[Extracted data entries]
+===+

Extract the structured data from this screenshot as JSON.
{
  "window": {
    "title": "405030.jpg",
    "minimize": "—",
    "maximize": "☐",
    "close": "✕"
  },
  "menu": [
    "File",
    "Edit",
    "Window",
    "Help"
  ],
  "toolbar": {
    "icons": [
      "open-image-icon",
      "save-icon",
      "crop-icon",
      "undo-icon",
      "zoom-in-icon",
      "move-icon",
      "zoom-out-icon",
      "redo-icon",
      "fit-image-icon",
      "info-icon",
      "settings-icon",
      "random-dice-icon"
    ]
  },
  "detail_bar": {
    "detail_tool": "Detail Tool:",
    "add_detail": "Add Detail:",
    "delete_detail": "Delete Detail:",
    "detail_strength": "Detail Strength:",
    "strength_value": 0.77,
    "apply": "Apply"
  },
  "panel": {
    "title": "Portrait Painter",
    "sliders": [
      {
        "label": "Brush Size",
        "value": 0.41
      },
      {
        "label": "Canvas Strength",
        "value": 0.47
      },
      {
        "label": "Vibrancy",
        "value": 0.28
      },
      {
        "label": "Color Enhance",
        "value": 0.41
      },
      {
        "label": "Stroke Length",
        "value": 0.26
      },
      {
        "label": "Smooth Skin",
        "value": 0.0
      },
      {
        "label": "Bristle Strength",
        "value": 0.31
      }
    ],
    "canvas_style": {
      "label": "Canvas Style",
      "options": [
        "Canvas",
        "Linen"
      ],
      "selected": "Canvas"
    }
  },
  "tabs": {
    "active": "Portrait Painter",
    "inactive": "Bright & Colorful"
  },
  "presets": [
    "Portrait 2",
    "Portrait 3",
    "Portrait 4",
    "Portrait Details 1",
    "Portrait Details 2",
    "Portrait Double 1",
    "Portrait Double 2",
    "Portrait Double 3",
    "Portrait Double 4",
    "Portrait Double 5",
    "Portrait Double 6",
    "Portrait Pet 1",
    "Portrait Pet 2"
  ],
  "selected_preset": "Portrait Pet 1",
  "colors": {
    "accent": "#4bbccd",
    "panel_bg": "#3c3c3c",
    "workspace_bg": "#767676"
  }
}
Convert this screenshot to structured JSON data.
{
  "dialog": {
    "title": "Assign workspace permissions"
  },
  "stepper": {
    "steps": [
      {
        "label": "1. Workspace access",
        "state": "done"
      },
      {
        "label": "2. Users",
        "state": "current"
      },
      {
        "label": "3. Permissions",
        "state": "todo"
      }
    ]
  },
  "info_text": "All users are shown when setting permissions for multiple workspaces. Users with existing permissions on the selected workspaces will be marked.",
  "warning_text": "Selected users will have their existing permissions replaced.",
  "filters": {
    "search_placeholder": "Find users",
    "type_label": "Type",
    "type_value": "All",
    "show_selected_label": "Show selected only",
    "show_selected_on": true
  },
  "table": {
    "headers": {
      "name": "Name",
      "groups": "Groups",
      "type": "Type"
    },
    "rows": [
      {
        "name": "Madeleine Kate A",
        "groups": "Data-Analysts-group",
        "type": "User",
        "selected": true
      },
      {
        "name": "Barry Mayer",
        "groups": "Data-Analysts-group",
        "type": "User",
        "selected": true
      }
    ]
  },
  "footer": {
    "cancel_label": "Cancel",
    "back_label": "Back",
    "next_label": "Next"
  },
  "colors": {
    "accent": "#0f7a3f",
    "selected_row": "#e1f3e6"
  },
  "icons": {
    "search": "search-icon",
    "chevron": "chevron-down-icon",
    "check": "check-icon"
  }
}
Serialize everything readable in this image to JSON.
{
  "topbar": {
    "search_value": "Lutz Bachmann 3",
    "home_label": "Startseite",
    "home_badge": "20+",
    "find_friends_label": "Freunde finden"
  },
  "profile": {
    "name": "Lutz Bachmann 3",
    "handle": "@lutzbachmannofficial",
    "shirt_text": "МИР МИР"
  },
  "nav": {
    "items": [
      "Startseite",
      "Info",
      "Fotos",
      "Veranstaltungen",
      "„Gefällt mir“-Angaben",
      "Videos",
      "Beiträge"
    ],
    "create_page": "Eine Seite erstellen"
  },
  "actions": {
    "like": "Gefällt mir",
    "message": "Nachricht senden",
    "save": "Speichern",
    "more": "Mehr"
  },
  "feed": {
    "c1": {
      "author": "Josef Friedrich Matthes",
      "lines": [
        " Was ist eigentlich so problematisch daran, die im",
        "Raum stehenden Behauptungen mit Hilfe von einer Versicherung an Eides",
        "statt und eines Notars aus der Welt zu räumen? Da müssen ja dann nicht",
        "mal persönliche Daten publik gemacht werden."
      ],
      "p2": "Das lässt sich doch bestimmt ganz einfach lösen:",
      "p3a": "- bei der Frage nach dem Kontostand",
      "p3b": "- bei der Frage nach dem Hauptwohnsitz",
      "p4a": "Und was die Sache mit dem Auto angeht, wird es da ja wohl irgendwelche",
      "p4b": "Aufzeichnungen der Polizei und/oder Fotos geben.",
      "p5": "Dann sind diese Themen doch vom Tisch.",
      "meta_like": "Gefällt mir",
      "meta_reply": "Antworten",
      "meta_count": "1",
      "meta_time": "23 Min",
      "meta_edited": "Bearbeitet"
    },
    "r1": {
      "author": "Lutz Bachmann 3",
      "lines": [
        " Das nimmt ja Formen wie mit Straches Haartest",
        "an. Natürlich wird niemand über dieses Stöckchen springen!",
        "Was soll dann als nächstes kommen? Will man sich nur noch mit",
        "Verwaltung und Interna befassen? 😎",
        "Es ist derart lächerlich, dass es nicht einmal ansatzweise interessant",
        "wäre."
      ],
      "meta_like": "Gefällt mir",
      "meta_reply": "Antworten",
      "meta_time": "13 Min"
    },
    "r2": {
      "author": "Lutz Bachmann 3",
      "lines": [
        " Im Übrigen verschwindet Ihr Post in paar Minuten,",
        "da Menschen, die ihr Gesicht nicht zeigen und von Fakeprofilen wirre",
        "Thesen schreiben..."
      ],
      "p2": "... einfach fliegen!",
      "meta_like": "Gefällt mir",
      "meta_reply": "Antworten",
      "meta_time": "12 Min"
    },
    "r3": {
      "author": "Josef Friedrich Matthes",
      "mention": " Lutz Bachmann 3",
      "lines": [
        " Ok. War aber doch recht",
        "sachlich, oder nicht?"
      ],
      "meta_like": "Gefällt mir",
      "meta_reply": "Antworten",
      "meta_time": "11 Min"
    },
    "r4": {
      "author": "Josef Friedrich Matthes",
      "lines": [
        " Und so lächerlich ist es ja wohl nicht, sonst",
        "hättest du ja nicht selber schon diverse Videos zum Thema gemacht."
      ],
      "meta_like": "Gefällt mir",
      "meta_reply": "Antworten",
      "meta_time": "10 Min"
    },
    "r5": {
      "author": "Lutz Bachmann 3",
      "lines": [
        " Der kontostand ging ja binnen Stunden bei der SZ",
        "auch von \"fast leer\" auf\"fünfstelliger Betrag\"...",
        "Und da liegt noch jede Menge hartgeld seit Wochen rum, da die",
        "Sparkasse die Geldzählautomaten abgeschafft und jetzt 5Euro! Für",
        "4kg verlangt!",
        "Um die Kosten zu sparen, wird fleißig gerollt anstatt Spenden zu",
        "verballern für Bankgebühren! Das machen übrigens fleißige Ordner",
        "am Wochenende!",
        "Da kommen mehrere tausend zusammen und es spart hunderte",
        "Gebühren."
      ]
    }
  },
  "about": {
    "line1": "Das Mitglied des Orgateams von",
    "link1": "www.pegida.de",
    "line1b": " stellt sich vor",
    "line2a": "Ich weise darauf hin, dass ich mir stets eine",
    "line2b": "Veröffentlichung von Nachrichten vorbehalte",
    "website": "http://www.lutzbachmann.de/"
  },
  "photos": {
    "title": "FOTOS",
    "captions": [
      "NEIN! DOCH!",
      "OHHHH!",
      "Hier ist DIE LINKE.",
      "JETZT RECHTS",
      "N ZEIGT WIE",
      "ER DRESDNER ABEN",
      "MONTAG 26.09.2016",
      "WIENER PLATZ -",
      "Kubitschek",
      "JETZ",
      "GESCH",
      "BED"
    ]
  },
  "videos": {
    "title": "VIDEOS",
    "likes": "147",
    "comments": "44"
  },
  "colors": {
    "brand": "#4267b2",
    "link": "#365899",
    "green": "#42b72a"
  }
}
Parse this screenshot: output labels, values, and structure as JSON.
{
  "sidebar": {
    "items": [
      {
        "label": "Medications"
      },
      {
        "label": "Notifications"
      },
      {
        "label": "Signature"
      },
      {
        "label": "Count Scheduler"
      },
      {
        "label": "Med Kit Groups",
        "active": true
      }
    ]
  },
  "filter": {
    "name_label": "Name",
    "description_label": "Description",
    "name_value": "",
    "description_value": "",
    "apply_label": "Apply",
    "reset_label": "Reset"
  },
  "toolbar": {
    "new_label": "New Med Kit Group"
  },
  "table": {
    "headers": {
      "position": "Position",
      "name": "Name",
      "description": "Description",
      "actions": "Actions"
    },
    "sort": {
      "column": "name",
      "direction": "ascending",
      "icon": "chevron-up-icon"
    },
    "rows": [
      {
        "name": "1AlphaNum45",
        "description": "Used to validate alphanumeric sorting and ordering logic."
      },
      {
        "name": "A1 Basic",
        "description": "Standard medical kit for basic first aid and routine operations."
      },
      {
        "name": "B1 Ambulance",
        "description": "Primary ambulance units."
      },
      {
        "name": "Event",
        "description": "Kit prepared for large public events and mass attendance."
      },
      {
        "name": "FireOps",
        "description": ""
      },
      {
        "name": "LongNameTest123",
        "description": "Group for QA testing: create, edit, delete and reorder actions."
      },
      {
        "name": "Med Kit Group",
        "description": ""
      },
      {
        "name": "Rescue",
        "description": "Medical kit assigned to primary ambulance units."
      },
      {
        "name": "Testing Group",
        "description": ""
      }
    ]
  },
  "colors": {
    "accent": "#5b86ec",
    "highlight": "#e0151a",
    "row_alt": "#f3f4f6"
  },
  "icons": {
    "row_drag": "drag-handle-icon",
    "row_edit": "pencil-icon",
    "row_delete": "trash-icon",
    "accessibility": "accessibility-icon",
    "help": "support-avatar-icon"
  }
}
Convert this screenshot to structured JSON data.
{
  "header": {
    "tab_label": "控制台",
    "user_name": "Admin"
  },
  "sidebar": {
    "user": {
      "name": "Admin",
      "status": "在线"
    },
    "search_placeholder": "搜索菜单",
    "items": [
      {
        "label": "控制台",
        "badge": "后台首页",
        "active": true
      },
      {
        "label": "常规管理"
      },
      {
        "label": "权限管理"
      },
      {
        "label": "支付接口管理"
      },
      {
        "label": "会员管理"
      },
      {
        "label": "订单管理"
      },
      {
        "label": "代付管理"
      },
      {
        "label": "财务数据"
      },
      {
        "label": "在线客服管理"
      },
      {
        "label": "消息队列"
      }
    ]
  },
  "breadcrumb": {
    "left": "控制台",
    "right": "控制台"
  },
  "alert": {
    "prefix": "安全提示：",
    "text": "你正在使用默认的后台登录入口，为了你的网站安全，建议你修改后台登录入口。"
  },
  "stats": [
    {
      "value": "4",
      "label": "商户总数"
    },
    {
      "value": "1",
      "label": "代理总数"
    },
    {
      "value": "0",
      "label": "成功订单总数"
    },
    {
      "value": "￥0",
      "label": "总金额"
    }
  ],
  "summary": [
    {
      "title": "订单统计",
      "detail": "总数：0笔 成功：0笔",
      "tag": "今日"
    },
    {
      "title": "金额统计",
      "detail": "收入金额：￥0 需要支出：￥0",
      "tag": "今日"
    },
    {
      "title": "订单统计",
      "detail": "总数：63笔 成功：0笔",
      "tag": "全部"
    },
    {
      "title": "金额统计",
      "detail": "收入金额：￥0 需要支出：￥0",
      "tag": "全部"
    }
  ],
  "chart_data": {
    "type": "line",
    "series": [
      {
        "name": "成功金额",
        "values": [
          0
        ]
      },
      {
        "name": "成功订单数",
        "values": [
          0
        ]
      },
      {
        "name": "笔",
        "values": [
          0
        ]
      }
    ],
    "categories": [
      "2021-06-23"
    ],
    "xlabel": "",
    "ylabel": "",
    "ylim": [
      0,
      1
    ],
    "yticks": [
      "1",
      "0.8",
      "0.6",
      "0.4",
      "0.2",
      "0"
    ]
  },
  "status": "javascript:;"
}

+===+

Check each line of the entries above for the word "state". List the ones that have it.

**WRITTEN ANSWER:**
        "state": "done"
        "state": "current"
        "state": "todo"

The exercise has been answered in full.